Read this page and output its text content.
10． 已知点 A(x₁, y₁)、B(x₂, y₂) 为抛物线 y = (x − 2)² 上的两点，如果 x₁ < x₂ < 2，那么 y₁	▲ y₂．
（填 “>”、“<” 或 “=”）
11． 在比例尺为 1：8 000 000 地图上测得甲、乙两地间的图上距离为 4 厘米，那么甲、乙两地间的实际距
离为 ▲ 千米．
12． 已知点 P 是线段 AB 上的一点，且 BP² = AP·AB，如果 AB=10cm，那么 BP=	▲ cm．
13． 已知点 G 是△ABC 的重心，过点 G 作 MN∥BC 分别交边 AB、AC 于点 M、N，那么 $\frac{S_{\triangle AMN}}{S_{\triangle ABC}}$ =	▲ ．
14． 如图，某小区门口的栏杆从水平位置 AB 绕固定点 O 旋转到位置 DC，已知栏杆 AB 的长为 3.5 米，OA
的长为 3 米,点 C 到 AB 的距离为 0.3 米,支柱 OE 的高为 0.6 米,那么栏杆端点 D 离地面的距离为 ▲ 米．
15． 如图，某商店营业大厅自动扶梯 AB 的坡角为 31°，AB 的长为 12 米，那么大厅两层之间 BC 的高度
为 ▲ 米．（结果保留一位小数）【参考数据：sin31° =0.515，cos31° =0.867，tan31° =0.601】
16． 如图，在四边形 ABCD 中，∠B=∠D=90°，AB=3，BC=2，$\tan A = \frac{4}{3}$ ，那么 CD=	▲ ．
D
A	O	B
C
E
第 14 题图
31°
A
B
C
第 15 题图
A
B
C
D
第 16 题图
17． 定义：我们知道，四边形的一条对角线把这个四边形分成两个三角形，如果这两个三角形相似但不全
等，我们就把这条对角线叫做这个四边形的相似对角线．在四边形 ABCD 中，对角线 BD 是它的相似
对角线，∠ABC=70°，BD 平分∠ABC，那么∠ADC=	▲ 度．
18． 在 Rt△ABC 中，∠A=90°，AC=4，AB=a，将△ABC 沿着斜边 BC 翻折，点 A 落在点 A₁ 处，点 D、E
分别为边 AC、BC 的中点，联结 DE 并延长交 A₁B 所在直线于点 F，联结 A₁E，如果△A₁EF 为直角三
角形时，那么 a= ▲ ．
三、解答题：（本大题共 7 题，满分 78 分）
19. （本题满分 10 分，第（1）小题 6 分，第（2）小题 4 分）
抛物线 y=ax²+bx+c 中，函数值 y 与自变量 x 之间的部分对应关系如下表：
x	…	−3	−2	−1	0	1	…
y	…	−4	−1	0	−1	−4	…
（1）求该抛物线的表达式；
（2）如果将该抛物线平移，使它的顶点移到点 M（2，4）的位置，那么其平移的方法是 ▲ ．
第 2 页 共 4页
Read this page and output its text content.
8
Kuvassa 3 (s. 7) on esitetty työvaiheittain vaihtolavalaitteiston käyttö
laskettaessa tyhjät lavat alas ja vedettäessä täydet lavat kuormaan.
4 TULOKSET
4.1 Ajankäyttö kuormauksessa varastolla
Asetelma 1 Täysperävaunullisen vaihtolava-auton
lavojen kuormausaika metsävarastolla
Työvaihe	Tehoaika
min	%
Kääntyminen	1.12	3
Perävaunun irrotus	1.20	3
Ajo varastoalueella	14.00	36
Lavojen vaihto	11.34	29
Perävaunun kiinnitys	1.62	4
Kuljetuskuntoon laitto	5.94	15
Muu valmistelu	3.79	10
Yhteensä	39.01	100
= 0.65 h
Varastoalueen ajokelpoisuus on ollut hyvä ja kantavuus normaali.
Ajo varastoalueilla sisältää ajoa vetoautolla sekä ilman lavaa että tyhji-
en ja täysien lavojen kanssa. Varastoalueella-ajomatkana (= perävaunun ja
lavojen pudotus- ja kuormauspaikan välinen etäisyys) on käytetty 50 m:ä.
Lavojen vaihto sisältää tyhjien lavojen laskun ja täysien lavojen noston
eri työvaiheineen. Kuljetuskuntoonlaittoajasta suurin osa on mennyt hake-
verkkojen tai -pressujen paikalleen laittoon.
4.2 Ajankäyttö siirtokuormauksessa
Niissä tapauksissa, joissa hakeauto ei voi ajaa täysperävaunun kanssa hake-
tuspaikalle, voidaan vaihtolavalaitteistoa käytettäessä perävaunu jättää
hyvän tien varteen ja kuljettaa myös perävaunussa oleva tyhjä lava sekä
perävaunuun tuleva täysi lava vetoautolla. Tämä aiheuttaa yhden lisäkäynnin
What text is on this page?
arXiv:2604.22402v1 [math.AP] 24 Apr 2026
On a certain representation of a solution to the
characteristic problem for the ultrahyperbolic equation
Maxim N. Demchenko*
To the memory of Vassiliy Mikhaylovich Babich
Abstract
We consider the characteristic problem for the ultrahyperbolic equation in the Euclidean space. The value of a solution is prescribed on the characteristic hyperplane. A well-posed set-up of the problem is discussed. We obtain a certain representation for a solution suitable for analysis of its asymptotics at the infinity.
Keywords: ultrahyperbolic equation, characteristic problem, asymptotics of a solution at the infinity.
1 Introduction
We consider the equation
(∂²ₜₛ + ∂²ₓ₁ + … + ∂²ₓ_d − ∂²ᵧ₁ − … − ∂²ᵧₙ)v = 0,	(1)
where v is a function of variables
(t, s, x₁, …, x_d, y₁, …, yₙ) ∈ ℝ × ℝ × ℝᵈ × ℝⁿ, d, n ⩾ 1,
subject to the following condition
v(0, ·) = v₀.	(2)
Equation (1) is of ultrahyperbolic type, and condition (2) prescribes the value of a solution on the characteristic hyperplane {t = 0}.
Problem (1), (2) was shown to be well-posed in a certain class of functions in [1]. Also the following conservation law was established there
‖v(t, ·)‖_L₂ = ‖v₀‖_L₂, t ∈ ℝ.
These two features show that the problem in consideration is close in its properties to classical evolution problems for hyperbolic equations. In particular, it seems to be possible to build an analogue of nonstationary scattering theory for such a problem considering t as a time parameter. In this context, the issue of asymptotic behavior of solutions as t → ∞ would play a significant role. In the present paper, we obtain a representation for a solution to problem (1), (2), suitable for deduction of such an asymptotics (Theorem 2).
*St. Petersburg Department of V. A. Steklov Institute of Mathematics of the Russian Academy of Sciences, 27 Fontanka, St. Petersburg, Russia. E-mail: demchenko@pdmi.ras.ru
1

━━━━━━━━

_Problem statement_
Copy all lines of the listing above that contain the string "täysien".

_Correct output_
en ja täysien lavojen kanssa. Varastoalueella-ajomatkana (= perävaunun ja
Lavojen vaihto sisältää tyhjien lavojen laskun ja täysien lavojen noston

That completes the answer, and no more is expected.